▶ **Required work**:
Wherever the word "content" appears in the entries, copy the whole line.

Records from a data collection:
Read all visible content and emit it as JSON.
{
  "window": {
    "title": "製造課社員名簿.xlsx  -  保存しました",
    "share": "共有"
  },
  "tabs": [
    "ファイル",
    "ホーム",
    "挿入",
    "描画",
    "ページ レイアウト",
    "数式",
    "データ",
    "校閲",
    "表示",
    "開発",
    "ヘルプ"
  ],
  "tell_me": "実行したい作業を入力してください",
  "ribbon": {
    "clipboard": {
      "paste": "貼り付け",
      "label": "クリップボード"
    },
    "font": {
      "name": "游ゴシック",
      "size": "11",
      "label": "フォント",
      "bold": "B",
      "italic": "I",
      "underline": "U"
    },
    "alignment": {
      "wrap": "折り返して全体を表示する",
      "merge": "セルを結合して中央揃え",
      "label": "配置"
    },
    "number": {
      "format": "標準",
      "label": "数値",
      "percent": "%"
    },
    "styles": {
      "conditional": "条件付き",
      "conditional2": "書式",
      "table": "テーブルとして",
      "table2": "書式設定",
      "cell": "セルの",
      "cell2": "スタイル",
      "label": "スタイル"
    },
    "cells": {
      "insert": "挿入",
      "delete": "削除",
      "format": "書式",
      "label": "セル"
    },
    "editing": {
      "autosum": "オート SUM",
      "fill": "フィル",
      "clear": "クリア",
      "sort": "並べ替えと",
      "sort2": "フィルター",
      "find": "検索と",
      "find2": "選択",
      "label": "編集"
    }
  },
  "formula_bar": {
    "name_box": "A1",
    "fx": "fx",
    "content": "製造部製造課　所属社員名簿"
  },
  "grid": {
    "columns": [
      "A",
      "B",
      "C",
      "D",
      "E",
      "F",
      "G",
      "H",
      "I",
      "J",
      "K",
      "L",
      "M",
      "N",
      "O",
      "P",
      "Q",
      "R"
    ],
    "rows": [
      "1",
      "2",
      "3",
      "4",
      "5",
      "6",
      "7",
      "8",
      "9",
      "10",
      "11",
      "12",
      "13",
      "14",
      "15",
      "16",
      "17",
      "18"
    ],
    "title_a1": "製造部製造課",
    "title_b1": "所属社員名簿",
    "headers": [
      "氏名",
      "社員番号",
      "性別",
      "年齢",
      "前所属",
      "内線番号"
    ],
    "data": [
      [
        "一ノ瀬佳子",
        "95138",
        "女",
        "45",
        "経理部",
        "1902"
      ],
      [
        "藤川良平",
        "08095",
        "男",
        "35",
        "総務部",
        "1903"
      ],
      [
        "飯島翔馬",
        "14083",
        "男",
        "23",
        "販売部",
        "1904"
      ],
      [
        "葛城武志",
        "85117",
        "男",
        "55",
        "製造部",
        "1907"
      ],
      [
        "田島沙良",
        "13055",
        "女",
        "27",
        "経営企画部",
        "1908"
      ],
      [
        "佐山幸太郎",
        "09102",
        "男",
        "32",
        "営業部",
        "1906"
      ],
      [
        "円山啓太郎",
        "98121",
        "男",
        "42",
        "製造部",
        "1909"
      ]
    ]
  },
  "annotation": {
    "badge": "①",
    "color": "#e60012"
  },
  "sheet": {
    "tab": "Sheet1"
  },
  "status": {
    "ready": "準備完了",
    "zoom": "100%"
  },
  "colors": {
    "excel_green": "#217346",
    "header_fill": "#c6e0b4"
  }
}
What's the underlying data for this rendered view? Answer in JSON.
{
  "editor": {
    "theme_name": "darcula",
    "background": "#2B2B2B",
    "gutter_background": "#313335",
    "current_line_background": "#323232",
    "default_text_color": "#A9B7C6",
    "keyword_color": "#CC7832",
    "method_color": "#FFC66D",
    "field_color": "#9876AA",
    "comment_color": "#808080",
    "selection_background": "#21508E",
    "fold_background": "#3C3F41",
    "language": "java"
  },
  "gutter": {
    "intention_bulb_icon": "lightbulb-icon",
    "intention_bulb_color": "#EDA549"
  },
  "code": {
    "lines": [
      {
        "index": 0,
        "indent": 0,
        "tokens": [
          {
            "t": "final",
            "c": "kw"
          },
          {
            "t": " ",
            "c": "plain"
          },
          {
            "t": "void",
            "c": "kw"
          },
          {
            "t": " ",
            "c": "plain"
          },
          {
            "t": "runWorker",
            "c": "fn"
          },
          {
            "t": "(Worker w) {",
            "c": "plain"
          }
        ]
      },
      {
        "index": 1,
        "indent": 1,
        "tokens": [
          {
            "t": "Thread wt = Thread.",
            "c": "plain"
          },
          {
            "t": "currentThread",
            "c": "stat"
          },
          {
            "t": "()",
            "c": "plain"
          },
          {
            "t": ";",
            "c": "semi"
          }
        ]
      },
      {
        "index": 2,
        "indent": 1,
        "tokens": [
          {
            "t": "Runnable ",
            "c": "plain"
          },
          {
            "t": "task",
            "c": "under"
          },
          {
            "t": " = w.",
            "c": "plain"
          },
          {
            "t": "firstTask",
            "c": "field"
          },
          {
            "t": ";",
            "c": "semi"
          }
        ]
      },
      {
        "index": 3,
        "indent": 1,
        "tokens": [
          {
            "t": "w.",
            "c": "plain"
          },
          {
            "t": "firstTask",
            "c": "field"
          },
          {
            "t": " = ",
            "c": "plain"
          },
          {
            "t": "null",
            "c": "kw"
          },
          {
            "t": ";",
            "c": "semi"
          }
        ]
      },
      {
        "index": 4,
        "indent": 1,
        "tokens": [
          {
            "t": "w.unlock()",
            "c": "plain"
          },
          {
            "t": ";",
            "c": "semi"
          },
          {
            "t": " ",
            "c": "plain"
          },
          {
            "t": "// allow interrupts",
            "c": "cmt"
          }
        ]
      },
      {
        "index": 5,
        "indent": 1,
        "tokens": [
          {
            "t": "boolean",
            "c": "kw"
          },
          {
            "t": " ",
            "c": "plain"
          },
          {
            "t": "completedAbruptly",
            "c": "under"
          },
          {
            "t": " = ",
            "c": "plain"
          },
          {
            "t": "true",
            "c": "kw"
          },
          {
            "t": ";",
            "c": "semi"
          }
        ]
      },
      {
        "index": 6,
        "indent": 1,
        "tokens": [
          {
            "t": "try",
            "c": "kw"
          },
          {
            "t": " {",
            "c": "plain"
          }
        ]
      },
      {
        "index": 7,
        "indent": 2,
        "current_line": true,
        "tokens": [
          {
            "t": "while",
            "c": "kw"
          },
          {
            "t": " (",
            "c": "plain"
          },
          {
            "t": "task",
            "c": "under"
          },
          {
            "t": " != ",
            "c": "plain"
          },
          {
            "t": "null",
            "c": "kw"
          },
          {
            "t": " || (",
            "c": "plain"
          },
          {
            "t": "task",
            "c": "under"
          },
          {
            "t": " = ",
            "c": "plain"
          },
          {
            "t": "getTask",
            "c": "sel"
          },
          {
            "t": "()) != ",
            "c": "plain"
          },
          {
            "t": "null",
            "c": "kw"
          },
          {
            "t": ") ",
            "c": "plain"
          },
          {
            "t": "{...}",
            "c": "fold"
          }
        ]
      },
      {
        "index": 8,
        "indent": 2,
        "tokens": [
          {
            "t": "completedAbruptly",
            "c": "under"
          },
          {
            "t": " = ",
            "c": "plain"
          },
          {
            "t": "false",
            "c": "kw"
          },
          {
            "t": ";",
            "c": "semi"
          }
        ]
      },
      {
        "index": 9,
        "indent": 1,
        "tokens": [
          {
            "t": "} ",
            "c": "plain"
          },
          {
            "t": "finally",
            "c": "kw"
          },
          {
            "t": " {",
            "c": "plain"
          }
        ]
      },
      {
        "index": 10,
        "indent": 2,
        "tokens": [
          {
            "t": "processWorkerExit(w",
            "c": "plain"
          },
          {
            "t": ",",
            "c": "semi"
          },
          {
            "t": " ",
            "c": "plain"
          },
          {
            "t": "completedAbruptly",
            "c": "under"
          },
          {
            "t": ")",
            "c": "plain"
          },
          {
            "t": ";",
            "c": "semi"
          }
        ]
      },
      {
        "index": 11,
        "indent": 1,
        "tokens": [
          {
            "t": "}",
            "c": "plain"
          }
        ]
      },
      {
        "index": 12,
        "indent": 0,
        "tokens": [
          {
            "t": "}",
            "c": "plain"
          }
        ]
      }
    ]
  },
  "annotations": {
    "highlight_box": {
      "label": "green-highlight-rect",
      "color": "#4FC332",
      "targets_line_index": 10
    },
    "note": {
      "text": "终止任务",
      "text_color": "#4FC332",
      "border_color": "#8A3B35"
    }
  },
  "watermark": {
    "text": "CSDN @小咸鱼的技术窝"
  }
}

▶ **Response for this exercise**:
Read all visible content and emit it as JSON.
    "content": "製造部製造課　所属社員名簿"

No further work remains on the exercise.